WRITTEN TASK =
Report each line in the material below that contains the word "accomadation", copying the whole line.

DATA EXTRACT =
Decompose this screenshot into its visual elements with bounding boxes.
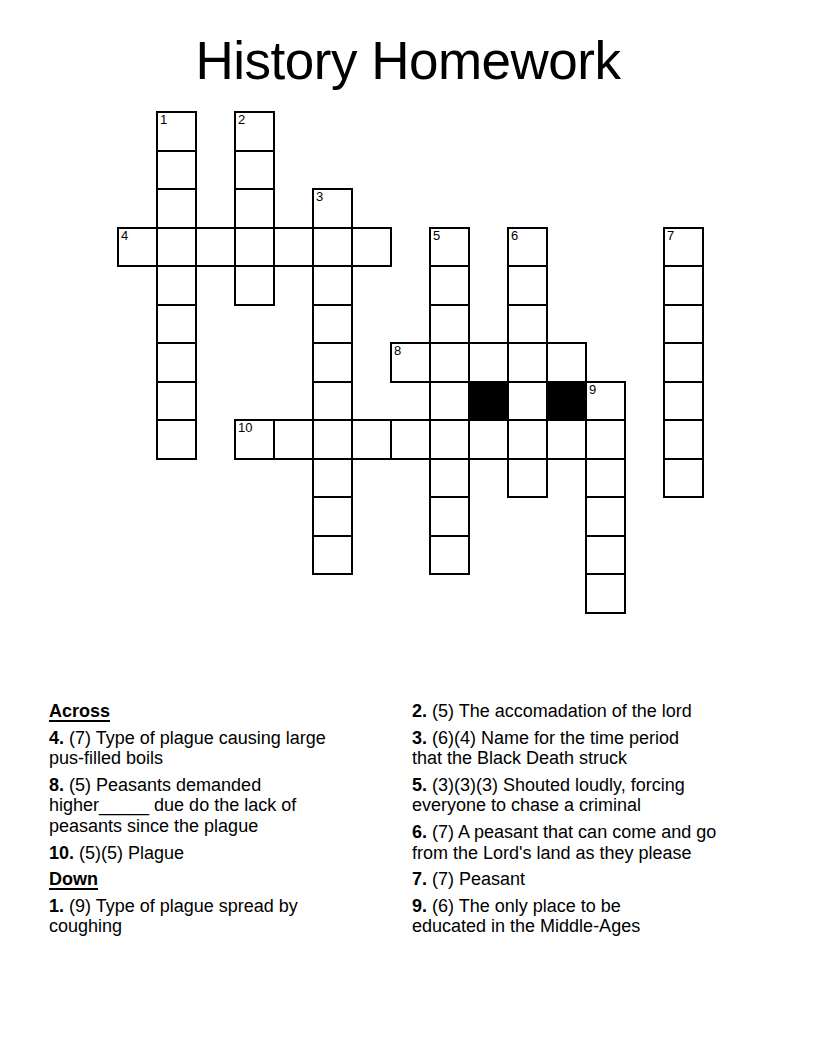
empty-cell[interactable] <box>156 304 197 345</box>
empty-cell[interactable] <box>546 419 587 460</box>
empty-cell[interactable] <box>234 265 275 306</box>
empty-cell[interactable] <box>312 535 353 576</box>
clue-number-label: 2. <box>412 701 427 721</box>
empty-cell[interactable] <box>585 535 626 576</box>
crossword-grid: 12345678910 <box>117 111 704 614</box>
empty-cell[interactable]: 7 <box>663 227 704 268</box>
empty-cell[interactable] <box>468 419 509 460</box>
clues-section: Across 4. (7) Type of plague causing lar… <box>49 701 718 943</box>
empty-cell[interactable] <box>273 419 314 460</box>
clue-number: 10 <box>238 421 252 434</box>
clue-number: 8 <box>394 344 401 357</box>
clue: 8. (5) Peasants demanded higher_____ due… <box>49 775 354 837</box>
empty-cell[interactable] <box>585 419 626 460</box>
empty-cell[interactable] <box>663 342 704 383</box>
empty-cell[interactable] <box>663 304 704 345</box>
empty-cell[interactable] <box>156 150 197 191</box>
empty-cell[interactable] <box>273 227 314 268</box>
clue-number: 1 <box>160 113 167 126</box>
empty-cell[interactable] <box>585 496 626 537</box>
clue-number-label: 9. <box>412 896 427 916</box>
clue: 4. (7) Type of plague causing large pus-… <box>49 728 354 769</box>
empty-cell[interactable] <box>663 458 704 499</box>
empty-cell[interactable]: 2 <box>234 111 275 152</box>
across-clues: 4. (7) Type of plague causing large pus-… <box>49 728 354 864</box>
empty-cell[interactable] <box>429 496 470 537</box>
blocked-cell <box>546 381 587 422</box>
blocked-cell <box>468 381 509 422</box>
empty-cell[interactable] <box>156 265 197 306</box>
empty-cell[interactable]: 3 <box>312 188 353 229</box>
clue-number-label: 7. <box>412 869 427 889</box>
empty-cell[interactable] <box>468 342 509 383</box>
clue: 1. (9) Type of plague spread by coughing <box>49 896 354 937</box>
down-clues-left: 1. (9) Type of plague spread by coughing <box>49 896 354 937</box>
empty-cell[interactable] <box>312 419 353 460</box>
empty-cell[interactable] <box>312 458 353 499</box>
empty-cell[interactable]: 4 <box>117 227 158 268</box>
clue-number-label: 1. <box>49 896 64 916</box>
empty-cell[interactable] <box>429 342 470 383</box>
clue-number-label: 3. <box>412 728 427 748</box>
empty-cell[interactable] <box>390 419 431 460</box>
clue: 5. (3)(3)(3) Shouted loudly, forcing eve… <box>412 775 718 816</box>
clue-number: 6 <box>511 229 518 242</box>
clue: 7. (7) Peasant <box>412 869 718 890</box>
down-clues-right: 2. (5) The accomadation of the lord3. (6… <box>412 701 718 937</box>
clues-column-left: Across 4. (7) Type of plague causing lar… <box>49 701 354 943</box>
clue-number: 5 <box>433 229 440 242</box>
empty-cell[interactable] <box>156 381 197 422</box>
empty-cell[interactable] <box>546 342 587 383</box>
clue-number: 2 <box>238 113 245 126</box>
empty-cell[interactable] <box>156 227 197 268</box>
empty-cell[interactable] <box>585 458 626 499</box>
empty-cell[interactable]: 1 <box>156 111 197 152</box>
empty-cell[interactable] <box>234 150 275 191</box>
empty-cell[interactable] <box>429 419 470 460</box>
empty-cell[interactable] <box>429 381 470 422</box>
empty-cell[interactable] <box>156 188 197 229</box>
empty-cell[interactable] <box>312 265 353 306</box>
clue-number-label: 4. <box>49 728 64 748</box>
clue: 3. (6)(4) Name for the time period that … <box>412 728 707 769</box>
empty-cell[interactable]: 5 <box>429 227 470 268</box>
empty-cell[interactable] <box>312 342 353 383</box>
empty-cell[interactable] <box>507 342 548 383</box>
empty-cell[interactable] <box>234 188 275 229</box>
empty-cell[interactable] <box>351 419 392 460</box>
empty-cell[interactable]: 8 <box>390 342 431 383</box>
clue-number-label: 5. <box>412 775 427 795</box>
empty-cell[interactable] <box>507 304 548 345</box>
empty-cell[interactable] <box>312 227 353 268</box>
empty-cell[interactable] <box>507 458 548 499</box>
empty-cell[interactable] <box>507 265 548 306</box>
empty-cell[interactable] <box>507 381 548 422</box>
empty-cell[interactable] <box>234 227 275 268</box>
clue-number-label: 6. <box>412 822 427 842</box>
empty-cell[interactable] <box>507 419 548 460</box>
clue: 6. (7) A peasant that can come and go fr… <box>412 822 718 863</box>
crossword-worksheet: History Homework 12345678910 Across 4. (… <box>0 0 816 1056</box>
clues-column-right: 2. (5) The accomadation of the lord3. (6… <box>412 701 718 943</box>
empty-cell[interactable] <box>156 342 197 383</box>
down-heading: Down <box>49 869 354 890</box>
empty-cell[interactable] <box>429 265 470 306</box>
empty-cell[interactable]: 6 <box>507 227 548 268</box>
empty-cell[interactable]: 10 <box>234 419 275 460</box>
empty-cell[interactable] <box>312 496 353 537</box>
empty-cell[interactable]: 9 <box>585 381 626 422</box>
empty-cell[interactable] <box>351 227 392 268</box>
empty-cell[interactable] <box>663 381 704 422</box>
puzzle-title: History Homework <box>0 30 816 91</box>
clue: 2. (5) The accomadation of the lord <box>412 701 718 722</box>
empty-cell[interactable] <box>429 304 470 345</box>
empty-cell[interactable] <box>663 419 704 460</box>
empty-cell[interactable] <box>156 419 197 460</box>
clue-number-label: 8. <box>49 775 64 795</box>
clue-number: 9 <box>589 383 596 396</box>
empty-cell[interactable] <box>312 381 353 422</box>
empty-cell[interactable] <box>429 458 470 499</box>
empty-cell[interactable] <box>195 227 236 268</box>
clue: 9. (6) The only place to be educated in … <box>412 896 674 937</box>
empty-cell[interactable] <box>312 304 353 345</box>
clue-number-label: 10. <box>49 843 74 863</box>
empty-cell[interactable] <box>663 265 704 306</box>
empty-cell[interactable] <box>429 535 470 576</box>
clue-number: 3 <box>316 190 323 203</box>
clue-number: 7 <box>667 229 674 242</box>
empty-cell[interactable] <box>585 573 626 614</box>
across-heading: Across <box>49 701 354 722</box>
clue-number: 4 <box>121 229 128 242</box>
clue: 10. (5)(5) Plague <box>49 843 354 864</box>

---

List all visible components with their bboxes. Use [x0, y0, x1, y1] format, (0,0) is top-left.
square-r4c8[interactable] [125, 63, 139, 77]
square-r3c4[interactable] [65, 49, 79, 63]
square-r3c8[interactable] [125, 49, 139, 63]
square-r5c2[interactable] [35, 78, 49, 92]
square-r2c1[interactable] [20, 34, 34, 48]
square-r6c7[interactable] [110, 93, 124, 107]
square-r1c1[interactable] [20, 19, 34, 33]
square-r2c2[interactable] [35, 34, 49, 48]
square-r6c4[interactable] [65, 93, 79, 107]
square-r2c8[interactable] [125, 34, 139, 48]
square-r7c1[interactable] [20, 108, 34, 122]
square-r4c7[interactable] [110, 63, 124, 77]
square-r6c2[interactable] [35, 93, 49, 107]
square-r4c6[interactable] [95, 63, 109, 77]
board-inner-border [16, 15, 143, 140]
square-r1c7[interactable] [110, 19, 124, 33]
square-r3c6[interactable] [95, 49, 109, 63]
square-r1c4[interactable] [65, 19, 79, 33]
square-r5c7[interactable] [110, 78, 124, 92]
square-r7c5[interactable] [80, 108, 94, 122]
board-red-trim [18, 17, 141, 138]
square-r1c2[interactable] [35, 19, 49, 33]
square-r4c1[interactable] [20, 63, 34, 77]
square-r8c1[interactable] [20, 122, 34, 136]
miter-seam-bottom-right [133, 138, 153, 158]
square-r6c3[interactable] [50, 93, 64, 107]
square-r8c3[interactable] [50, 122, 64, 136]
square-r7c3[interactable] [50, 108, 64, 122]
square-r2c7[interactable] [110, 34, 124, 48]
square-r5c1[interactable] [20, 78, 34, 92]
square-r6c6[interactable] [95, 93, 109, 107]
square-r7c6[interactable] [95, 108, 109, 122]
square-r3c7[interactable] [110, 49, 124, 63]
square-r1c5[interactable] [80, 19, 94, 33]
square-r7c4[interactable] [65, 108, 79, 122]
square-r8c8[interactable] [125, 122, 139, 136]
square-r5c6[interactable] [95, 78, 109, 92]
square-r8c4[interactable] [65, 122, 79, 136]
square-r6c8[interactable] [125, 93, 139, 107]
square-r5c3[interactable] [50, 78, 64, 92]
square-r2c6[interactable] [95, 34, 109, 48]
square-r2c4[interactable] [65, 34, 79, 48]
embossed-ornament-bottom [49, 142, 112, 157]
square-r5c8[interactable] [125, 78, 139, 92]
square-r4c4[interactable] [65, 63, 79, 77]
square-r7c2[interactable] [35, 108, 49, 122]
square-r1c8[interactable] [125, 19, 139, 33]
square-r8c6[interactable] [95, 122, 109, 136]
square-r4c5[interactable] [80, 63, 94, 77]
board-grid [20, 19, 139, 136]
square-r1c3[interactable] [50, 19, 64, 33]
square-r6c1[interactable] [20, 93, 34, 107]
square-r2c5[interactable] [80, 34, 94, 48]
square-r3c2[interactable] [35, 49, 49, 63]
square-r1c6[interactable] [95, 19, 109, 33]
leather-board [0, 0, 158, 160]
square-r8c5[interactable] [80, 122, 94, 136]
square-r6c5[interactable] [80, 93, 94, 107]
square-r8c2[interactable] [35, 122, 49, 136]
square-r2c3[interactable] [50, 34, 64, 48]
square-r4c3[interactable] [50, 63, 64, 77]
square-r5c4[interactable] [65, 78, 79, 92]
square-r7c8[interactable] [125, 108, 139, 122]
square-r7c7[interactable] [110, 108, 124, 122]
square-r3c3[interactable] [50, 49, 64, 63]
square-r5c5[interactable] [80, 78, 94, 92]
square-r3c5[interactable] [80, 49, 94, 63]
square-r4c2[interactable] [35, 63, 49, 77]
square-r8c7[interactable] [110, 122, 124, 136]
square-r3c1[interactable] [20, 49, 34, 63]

---

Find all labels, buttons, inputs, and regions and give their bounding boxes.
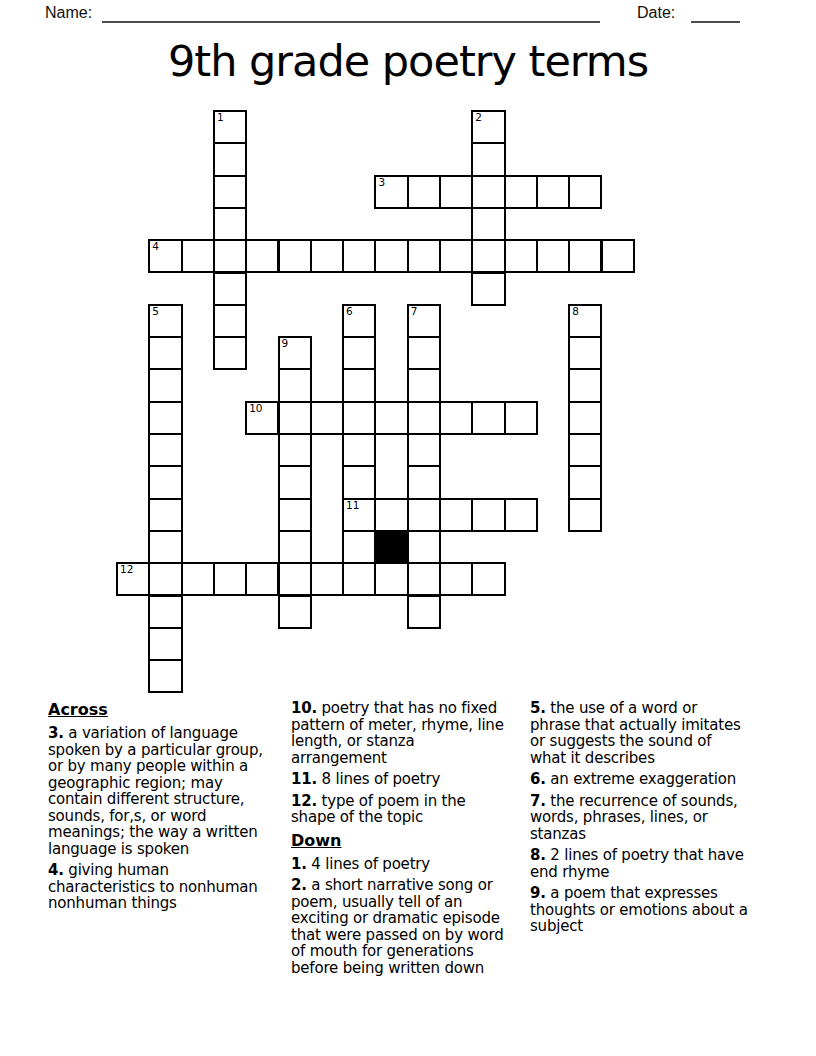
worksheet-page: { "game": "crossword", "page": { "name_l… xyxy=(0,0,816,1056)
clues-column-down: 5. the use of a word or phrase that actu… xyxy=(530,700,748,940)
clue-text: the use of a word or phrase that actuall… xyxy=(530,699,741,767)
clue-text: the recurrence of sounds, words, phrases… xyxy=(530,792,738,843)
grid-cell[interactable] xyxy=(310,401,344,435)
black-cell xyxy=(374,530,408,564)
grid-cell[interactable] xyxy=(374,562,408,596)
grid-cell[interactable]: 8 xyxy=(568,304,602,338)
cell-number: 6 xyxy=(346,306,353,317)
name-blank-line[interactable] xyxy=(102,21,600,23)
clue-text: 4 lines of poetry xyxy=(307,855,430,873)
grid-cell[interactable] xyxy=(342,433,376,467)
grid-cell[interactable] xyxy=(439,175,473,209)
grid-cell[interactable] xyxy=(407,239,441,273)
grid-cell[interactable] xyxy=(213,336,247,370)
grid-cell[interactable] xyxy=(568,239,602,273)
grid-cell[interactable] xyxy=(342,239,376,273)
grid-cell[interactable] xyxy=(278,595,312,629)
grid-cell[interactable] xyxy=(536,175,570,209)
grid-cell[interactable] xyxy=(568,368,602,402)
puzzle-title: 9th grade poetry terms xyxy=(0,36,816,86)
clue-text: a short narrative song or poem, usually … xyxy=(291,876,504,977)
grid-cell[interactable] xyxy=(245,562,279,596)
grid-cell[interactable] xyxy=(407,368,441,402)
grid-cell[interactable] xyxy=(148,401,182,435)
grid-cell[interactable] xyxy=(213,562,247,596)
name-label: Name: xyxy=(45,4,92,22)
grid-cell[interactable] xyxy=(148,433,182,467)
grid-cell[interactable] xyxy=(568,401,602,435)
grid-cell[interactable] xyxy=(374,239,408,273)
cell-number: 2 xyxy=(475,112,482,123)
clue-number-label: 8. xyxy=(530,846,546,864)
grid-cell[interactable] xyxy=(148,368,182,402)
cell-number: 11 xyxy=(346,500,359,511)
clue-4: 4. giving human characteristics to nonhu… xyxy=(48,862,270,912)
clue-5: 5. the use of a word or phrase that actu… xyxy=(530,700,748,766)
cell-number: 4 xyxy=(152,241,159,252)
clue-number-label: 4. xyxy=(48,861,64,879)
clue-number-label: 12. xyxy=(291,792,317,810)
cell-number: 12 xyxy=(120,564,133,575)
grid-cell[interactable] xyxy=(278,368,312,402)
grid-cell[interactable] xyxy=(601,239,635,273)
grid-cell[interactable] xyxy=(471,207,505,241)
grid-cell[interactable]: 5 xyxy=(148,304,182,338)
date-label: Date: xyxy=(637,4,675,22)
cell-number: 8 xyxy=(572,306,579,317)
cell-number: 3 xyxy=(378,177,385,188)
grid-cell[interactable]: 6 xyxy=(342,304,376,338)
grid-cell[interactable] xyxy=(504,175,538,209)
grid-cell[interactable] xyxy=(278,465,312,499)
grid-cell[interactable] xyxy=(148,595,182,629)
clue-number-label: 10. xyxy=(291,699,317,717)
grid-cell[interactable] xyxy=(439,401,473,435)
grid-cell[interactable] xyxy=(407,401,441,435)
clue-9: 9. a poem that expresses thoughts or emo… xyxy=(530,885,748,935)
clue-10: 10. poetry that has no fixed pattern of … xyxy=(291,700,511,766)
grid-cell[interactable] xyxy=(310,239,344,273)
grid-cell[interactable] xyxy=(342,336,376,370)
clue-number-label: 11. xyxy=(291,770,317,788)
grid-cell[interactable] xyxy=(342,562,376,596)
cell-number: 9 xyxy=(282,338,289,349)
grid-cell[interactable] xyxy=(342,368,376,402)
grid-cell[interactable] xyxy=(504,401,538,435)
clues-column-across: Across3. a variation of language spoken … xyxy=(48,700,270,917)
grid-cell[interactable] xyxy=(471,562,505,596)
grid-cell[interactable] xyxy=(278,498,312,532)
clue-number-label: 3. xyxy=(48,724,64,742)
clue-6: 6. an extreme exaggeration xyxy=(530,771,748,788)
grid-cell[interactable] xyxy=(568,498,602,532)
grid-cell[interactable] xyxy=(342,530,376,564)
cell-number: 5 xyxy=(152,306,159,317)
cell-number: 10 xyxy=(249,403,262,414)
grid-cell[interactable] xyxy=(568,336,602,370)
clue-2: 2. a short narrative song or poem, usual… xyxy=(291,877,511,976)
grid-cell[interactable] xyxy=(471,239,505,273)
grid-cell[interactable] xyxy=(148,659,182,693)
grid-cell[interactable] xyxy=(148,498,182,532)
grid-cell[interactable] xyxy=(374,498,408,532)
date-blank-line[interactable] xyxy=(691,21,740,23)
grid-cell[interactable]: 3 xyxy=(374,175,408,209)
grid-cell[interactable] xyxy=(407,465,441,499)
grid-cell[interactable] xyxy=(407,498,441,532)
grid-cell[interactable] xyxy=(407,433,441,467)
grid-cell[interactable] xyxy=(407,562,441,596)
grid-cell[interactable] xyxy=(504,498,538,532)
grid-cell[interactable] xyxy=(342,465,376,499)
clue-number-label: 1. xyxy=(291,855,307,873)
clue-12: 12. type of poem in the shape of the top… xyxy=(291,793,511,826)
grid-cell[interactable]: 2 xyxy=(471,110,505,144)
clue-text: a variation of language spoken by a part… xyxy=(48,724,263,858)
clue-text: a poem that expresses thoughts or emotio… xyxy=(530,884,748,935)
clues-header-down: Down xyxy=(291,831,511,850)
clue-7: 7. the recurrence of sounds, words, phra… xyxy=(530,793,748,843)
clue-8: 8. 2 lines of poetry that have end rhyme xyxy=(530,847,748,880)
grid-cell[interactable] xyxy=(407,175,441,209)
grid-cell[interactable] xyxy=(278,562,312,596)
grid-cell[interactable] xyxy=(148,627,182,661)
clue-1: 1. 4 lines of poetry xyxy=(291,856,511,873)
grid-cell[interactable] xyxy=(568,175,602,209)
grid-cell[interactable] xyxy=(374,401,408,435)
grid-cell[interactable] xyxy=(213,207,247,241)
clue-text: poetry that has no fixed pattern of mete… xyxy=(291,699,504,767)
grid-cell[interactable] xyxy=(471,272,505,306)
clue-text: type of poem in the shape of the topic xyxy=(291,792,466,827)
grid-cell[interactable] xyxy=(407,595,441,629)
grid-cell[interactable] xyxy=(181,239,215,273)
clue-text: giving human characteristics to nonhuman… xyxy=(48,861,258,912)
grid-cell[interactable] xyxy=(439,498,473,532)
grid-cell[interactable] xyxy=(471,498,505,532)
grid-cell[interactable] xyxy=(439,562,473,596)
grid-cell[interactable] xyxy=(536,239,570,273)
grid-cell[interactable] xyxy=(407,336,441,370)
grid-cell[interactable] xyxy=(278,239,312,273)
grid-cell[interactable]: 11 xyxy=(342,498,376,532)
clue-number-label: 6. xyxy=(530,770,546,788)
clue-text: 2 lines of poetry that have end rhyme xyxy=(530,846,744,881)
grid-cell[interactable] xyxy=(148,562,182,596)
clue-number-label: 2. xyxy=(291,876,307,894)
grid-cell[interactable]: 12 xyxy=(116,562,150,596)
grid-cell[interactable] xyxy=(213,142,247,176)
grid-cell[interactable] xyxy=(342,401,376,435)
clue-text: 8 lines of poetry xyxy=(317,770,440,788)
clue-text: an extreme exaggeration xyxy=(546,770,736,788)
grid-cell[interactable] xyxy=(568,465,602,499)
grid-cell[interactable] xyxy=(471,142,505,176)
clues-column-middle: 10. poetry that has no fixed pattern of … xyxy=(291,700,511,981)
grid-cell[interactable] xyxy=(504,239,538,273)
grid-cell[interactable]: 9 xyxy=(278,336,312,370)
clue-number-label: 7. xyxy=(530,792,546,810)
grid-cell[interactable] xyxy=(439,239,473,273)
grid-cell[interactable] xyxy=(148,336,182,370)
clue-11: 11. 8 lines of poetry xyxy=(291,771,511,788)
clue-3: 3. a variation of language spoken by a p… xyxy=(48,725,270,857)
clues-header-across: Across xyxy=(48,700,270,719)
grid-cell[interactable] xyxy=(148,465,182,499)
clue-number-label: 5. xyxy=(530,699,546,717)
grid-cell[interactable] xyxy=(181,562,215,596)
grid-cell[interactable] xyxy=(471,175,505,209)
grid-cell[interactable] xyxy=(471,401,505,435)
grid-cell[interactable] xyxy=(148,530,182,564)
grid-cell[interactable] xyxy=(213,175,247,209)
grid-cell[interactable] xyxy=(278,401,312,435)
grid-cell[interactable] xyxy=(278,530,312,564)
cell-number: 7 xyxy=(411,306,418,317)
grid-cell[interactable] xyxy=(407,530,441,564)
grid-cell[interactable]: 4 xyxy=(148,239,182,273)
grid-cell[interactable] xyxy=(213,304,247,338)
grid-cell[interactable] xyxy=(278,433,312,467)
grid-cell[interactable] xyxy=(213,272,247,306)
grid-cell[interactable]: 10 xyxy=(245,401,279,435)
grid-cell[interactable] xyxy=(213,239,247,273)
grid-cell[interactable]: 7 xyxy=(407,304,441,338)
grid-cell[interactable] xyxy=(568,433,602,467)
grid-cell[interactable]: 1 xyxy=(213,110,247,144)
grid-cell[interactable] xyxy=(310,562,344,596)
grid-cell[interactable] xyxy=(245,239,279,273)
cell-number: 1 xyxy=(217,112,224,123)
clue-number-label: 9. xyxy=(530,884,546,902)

RESPONSE TO THE EXERCISE =
down-clues-right: 2. (5) The accomadation of the lord3. (6… <box>412 701 718 937</box>
clues-column-right: 2. (5) The accomadation of the lord3. (6… <box>412 701 718 943</box>
clue: 2. (5) The accomadation of the lord <box>412 701 718 722</box>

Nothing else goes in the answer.